# START OF Given data

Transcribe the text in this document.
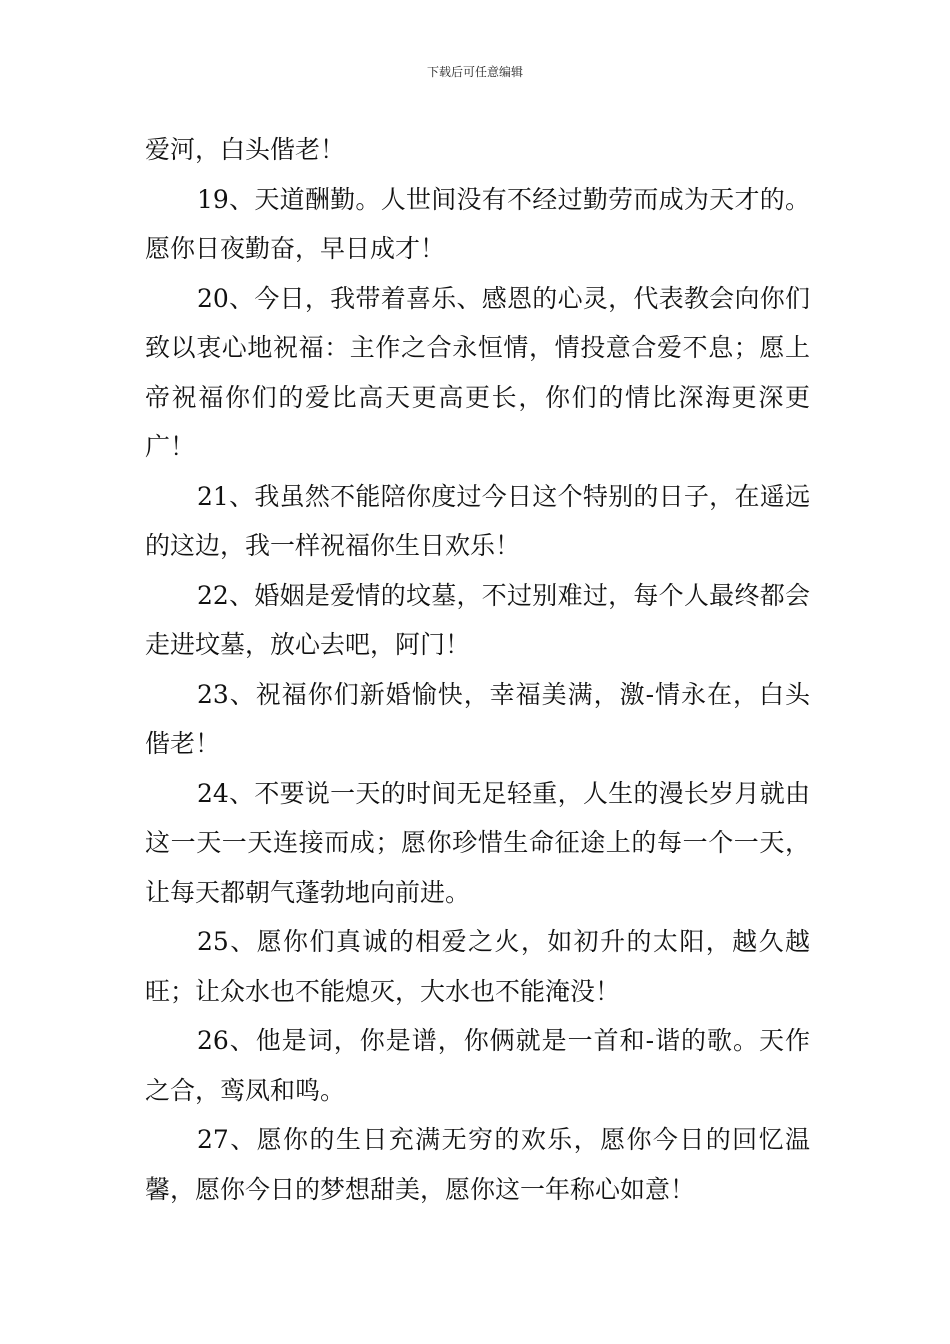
下载后可任意编辑

爱河，白头偕老！

19、天道酬勤。人世间没有不经过勤劳而成为天才的。愿你日夜勤奋，早日成才！

20、今日，我带着喜乐、感恩的心灵，代表教会向你们致以衷心地祝福：主作之合永恒情，情投意合爱不息；愿上帝祝福你们的爱比高天更高更长，你们的情比深海更深更广！

21、我虽然不能陪你度过今日这个特别的日子，在遥远的这边，我一样祝福你生日欢乐！

22、婚姻是爱情的坟墓，不过别难过，每个人最终都会走进坟墓，放心去吧，阿门！

23、祝福你们新婚愉快，幸福美满，激-情永在，白头偕老！

24、不要说一天的时间无足轻重，人生的漫长岁月就由这一天一天连接而成；愿你珍惜生命征途上的每一个一天，让每天都朝气蓬勃地向前进。

25、愿你们真诚的相爱之火，如初升的太阳，越久越旺；让众水也不能熄灭，大水也不能淹没！

26、他是词，你是谱，你俩就是一首和-谐的歌。天作之合，鸾凤和鸣。

27、愿你的生日充满无穷的欢乐，愿你今日的回忆温馨，愿你今日的梦想甜美，愿你这一年称心如意！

# END OF Given data

### Given instruction
Your task is to transcribe all of the records precisely, with no images included.

### Answer for this exercise
Transcribe the text in this document.
下载后可任意编辑

爱河，白头偕老！

19、天道酬勤。人世间没有不经过勤劳而成为天才的。愿你日夜勤奋，早日成才！

20、今日，我带着喜乐、感恩的心灵，代表教会向你们致以衷心地祝福：主作之合永恒情，情投意合爱不息；愿上帝祝福你们的爱比高天更高更长，你们的情比深海更深更广！

21、我虽然不能陪你度过今日这个特别的日子，在遥远的这边，我一样祝福你生日欢乐！

22、婚姻是爱情的坟墓，不过别难过，每个人最终都会走进坟墓，放心去吧，阿门！

23、祝福你们新婚愉快，幸福美满，激-情永在，白头偕老！

24、不要说一天的时间无足轻重，人生的漫长岁月就由这一天一天连接而成；愿你珍惜生命征途上的每一个一天，让每天都朝气蓬勃地向前进。

25、愿你们真诚的相爱之火，如初升的太阳，越久越旺；让众水也不能熄灭，大水也不能淹没！

26、他是词，你是谱，你俩就是一首和-谐的歌。天作之合，鸾凤和鸣。

27、愿你的生日充满无穷的欢乐，愿你今日的回忆温馨，愿你今日的梦想甜美，愿你这一年称心如意！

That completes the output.